> [The request]:
Copy each line with the word "this" in it.

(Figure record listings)
************
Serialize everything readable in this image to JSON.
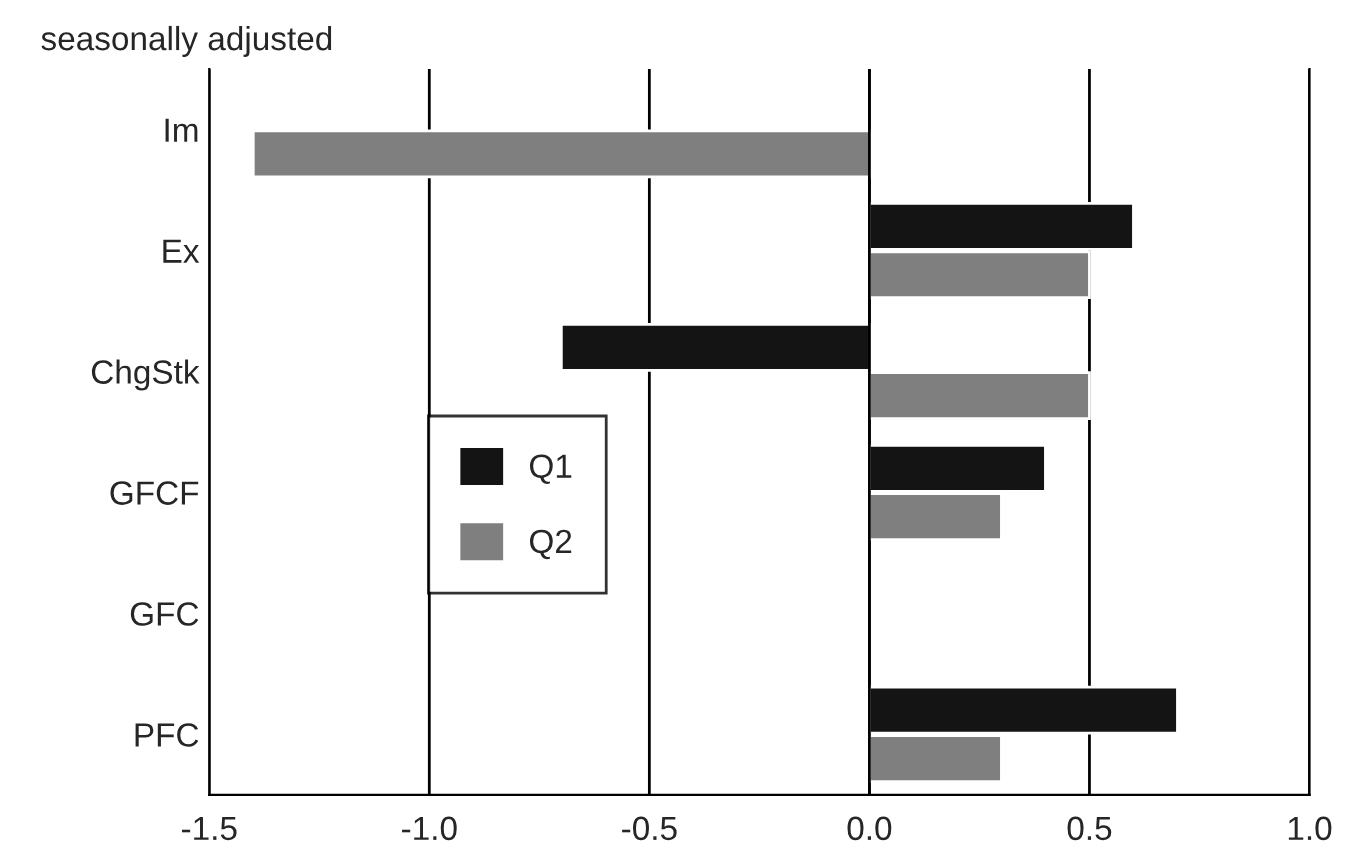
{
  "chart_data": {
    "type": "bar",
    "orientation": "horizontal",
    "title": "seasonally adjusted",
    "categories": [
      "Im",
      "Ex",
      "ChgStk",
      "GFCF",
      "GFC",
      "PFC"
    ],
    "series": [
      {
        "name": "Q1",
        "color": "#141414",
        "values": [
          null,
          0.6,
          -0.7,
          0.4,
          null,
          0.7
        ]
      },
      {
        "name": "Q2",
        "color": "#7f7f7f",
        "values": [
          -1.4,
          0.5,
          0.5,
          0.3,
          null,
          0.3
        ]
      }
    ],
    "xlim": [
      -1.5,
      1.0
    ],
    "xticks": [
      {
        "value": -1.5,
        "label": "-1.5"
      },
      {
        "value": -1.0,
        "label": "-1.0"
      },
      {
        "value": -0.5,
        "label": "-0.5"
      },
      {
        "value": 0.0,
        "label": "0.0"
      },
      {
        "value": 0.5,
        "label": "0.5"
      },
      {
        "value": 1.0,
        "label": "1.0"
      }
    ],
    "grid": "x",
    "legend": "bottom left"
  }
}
************
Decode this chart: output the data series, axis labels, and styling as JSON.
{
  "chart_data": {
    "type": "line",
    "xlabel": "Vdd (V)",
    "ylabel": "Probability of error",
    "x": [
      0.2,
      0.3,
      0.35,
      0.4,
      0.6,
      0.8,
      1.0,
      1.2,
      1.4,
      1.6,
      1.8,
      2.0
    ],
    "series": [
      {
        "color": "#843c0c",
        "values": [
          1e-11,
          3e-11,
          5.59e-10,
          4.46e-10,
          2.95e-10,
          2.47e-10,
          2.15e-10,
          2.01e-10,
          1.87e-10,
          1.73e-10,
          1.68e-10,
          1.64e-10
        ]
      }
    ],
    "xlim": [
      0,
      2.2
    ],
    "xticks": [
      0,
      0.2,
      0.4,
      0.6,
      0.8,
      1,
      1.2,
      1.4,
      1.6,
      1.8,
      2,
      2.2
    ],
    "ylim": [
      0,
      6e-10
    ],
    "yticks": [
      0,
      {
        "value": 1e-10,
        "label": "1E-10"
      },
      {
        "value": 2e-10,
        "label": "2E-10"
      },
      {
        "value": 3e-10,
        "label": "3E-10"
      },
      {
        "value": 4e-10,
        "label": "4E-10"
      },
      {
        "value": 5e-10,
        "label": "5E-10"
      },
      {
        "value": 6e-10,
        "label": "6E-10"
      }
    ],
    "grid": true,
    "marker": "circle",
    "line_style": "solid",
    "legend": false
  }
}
************
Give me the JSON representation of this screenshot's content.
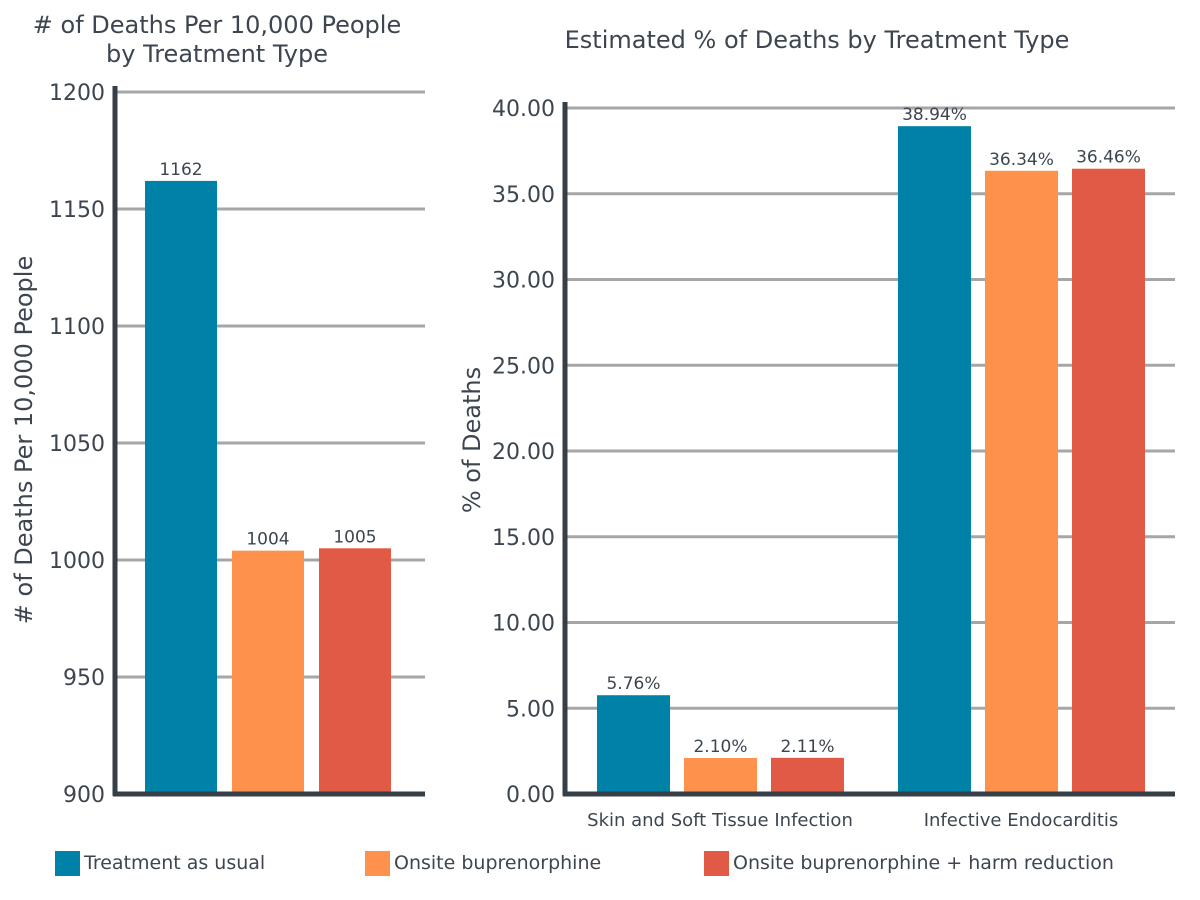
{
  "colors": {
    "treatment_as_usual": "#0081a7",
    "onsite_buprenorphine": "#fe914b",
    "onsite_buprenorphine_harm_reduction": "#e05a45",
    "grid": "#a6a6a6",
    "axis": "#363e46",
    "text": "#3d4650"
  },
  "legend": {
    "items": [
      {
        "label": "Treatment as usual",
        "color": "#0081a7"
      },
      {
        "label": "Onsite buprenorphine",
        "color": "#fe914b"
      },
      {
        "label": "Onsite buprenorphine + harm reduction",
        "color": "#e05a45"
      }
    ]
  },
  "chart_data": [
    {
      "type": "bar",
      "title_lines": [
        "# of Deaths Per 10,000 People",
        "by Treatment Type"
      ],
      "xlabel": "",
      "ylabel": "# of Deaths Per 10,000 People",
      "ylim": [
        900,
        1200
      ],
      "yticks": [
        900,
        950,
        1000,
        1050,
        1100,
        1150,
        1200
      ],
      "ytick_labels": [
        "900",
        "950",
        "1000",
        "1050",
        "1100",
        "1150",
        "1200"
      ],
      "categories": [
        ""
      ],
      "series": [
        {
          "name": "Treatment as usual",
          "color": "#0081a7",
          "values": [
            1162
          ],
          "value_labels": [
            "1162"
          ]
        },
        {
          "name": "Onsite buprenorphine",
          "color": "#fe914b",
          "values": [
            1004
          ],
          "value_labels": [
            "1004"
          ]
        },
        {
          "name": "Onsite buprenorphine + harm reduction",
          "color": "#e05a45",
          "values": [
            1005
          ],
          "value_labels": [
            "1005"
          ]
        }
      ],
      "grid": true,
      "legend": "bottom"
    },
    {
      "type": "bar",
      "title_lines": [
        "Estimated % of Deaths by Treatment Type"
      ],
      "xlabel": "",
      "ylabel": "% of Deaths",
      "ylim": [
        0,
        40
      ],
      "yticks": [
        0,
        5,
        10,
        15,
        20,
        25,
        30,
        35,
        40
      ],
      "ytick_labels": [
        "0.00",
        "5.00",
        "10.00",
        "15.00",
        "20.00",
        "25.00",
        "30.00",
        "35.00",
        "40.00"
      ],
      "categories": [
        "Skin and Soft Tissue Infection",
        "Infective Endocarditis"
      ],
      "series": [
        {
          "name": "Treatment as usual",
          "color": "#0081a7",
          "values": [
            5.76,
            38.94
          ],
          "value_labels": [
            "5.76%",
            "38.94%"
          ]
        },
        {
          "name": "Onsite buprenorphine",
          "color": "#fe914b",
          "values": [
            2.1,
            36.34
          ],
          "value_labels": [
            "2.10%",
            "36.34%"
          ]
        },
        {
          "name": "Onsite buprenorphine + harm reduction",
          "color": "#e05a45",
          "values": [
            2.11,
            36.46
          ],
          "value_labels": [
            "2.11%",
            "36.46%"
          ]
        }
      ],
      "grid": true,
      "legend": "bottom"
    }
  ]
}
************
> [Answer in full]:
Serialize everything readable in this image to JSON.
Decode this chart: output the data series, axis labels, and styling as JSON.
Give me the JSON representation of this screenshot's content.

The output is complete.